SHORT TASK >> Will you reproduce the data below line for line, without changing anything?

EXTRACTED MATERIAL >>
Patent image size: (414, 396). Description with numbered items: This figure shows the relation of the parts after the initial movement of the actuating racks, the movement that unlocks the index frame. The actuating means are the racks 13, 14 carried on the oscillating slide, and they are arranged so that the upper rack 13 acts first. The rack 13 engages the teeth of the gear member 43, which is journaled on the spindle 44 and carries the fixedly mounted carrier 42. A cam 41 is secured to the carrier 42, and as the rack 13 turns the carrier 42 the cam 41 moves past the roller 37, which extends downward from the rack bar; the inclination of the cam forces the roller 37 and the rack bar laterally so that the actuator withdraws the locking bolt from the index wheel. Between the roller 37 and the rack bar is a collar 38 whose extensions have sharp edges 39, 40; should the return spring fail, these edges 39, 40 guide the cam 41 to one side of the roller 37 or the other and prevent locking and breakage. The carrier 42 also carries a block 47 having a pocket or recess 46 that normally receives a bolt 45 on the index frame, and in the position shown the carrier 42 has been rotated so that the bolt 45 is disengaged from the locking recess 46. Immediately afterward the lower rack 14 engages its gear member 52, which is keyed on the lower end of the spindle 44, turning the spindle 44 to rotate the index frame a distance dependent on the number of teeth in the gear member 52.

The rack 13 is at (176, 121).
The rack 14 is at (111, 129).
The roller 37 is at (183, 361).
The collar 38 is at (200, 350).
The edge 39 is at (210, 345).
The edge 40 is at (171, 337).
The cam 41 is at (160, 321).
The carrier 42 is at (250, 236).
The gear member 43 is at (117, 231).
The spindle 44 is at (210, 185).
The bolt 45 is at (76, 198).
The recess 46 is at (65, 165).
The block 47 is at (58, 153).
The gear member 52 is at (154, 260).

ANSWER TO THIS PROBLEM >>
Patent image size: (414, 396). Description with numbered items: This figure shows the relation of the parts after the initial movement of the actuating racks, the movement that unlocks the index frame. The actuating means are the racks 13, 14 carried on the oscillating slide, and they are arranged so that the upper rack 13 acts first. The rack 13 engages the teeth of the gear member 43, which is journaled on the spindle 44 and carries the fixedly mounted carrier 42. A cam 41 is secured to the carrier 42, and as the rack 13 turns the carrier 42 the cam 41 moves past the roller 37, which extends downward from the rack bar; the inclination of the cam forces the roller 37 and the rack bar laterally so that the actuator withdraws the locking bolt from the index wheel. Between the roller 37 and the rack bar is a collar 38 whose extensions have sharp edges 39, 40; should the return spring fail, these edges 39, 40 guide the cam 41 to one side of the roller 37 or the other and prevent locking and breakage. The carrier 42 also carries a block 47 having a pocket or recess 46 that normally receives a bolt 45 on the index frame, and in the position shown the carrier 42 has been rotated so that the bolt 45 is disengaged from the locking recess 46. Immediately afterward the lower rack 14 engages its gear member 52, which is keyed on the lower end of the spindle 44, turning the spindle 44 to rotate the index frame a distance dependent on the number of teeth in the gear member 52.

The rack 13 is at (176, 121).
The rack 14 is at (111, 129).
The roller 37 is at (183, 361).
The collar 38 is at (200, 350).
The edge 39 is at (210, 345).
The edge 40 is at (171, 337).
The cam 41 is at (160, 321).
The carrier 42 is at (250, 236).
The gear member 43 is at (117, 231).
The spindle 44 is at (210, 185).
The bolt 45 is at (76, 198).
The recess 46 is at (65, 165).
The block 47 is at (58, 153).
The gear member 52 is at (154, 260).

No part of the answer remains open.